**Problem requirements**.
In the entries below, find the lines that contain the word "axis" and copy them.

**Figure dataset records**.
%%

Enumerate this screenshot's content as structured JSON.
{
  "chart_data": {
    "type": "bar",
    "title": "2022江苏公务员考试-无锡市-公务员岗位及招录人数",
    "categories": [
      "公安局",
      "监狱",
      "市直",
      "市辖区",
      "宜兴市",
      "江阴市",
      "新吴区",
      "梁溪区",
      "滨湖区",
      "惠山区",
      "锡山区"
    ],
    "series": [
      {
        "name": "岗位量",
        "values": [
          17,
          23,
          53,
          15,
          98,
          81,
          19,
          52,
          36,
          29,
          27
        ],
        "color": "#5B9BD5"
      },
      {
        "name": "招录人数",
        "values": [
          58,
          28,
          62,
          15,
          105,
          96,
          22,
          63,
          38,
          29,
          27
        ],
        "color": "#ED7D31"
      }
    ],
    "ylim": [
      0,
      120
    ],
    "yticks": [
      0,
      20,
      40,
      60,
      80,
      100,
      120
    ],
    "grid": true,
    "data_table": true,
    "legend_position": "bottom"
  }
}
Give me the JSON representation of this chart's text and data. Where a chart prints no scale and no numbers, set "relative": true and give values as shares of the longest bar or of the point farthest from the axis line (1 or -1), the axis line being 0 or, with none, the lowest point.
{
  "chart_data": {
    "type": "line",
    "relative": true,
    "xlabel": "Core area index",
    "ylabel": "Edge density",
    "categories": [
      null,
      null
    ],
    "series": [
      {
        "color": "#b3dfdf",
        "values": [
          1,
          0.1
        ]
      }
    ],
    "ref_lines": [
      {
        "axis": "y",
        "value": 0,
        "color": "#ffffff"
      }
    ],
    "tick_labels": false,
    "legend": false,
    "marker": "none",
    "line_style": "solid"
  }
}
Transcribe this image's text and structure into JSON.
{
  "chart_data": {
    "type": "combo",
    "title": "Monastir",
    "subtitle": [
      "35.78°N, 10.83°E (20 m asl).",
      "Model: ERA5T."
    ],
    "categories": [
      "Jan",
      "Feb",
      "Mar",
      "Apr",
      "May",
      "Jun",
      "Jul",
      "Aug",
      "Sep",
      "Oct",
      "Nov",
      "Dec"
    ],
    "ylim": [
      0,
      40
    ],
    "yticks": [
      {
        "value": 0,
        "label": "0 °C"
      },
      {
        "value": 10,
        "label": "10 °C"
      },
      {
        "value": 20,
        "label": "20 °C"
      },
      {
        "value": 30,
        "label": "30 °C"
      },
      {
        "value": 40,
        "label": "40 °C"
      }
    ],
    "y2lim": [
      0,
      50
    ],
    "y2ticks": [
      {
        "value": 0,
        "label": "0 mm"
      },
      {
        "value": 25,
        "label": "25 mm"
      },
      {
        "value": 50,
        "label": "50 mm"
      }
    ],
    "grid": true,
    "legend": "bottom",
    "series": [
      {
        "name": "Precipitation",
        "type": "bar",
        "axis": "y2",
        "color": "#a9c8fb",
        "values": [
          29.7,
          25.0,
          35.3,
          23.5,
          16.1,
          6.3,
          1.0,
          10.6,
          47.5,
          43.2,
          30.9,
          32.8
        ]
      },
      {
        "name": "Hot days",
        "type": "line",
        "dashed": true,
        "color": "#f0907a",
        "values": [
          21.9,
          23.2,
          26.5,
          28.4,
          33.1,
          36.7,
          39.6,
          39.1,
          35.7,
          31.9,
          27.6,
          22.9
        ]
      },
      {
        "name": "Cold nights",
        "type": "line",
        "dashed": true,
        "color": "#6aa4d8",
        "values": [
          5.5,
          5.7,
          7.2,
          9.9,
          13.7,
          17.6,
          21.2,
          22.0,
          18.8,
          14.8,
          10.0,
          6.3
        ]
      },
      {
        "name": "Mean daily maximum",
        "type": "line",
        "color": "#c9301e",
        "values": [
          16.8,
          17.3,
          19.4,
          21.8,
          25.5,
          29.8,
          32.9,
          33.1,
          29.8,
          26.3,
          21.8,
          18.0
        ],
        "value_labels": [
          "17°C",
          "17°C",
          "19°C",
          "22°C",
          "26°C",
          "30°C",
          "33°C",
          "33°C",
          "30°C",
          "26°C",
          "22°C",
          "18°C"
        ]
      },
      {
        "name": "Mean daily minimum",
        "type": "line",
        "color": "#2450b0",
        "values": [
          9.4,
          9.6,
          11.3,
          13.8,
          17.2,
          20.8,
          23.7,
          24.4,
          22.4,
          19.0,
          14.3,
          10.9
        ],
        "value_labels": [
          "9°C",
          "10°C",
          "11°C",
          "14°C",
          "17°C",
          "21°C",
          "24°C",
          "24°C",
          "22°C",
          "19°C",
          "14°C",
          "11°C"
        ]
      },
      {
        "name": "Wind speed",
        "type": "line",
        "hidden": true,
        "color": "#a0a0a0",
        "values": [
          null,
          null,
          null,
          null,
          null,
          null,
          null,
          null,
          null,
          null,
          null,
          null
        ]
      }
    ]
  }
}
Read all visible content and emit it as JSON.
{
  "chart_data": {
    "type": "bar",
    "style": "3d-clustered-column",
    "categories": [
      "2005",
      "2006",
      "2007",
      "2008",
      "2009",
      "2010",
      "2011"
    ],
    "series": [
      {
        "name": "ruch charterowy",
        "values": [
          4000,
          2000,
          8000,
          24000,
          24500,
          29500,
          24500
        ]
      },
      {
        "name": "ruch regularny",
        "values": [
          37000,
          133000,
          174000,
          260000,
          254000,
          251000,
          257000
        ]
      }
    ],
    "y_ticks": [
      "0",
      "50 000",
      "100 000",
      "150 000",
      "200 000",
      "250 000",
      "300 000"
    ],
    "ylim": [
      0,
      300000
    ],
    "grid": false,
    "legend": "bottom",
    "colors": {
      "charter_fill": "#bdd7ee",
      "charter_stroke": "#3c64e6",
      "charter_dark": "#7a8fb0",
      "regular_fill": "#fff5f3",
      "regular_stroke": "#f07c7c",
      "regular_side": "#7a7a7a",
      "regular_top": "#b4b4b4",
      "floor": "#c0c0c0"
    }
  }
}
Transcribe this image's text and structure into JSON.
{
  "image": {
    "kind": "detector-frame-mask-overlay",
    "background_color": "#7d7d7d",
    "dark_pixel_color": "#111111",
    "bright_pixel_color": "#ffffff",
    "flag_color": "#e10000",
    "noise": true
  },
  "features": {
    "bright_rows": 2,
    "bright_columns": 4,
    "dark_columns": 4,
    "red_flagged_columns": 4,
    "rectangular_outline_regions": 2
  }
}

%%

**Response**.
Give me the JSON representation of this chart's text and data. Where a chart prints no scale and no numbers, set "relative": true and give values as shares of the longest bar or of the point farthest from the axis line (1 or -1), the axis line being 0 or, with none, the lowest point.
        "axis": "y",
        "axis": "y2",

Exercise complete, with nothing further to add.